Pick out and copy every line below that has the word "نشانه".

### RECORD SET ###

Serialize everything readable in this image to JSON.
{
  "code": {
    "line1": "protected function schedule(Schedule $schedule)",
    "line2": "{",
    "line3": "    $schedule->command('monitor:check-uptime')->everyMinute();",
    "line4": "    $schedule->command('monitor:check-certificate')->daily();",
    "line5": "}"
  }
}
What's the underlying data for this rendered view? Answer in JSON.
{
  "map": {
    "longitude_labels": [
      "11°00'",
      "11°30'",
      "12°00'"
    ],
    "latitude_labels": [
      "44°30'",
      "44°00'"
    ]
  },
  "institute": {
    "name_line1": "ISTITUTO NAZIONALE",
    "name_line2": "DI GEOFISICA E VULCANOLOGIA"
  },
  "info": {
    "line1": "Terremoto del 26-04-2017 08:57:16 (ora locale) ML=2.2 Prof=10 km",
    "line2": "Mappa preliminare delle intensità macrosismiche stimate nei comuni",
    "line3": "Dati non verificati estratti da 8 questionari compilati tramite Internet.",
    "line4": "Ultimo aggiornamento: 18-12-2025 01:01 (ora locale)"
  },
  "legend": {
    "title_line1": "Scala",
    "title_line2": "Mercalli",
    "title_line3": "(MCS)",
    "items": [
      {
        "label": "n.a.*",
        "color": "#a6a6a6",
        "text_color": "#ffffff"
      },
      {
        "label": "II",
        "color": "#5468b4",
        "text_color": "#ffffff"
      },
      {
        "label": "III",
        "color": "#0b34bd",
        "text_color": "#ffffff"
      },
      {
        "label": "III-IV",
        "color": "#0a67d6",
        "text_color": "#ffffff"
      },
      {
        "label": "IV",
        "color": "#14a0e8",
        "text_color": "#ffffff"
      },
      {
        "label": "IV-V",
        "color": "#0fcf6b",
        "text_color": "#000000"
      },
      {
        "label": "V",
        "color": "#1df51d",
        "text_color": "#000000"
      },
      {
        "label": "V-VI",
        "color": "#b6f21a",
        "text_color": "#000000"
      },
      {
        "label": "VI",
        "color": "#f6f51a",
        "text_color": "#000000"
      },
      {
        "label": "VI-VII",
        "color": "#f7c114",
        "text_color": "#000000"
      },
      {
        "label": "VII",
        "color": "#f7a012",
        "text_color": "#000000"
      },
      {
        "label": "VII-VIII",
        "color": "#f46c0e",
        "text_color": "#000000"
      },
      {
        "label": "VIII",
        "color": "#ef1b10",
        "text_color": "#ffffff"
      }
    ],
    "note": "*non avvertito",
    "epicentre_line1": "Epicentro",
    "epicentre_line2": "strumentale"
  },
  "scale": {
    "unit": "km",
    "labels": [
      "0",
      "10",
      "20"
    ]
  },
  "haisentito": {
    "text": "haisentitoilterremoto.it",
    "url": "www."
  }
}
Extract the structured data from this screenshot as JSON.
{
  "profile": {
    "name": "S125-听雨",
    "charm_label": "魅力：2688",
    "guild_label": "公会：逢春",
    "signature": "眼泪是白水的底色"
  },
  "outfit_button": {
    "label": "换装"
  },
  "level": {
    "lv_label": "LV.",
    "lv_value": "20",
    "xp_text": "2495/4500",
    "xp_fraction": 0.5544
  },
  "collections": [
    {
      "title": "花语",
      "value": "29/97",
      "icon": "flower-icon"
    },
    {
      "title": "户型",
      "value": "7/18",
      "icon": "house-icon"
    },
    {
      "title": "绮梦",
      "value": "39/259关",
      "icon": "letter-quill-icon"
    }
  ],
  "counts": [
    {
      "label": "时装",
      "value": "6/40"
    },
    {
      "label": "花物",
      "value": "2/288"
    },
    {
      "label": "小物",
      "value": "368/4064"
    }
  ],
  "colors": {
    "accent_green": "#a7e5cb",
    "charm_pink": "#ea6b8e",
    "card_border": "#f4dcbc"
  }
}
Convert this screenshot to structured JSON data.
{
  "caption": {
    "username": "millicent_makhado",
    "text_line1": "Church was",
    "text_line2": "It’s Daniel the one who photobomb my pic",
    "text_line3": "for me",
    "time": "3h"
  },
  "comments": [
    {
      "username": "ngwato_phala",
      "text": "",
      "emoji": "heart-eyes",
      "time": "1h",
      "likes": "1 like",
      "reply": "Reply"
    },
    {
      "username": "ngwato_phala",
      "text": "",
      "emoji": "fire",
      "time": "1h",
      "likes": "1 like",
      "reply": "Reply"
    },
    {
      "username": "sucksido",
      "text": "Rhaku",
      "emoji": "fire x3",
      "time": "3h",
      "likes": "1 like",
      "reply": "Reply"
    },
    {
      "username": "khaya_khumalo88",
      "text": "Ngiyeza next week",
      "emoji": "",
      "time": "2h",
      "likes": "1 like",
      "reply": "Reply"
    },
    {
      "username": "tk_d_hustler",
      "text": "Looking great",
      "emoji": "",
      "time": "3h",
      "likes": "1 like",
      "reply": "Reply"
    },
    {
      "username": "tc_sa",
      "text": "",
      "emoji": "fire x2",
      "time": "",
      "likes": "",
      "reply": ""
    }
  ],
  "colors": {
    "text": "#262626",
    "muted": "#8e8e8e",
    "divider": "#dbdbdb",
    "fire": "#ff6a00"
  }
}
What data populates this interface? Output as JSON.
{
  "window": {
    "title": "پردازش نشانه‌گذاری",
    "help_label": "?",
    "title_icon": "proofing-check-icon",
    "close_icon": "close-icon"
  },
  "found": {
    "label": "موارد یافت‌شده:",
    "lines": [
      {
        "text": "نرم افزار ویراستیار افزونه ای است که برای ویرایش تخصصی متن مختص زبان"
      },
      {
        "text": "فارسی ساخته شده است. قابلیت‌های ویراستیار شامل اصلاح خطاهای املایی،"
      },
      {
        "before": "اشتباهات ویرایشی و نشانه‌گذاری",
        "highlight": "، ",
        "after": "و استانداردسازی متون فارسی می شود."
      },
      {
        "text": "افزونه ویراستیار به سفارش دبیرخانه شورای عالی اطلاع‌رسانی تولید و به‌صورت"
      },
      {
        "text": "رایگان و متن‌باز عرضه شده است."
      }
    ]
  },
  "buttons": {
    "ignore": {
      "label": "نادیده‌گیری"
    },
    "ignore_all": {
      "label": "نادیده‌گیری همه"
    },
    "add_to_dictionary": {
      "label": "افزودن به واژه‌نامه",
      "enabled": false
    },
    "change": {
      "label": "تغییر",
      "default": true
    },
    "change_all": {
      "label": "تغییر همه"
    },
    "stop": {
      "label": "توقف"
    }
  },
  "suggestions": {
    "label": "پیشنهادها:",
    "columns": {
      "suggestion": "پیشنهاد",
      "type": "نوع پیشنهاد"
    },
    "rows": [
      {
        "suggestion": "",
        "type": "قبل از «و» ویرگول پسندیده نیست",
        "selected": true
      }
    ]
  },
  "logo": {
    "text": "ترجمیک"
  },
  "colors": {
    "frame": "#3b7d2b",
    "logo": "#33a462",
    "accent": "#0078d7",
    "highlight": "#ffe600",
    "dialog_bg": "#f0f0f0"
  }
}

###

RESULT OF THE TASK:
    "title": "پردازش نشانه‌گذاری",
        "before": "اشتباهات ویرایشی و نشانه‌گذاری",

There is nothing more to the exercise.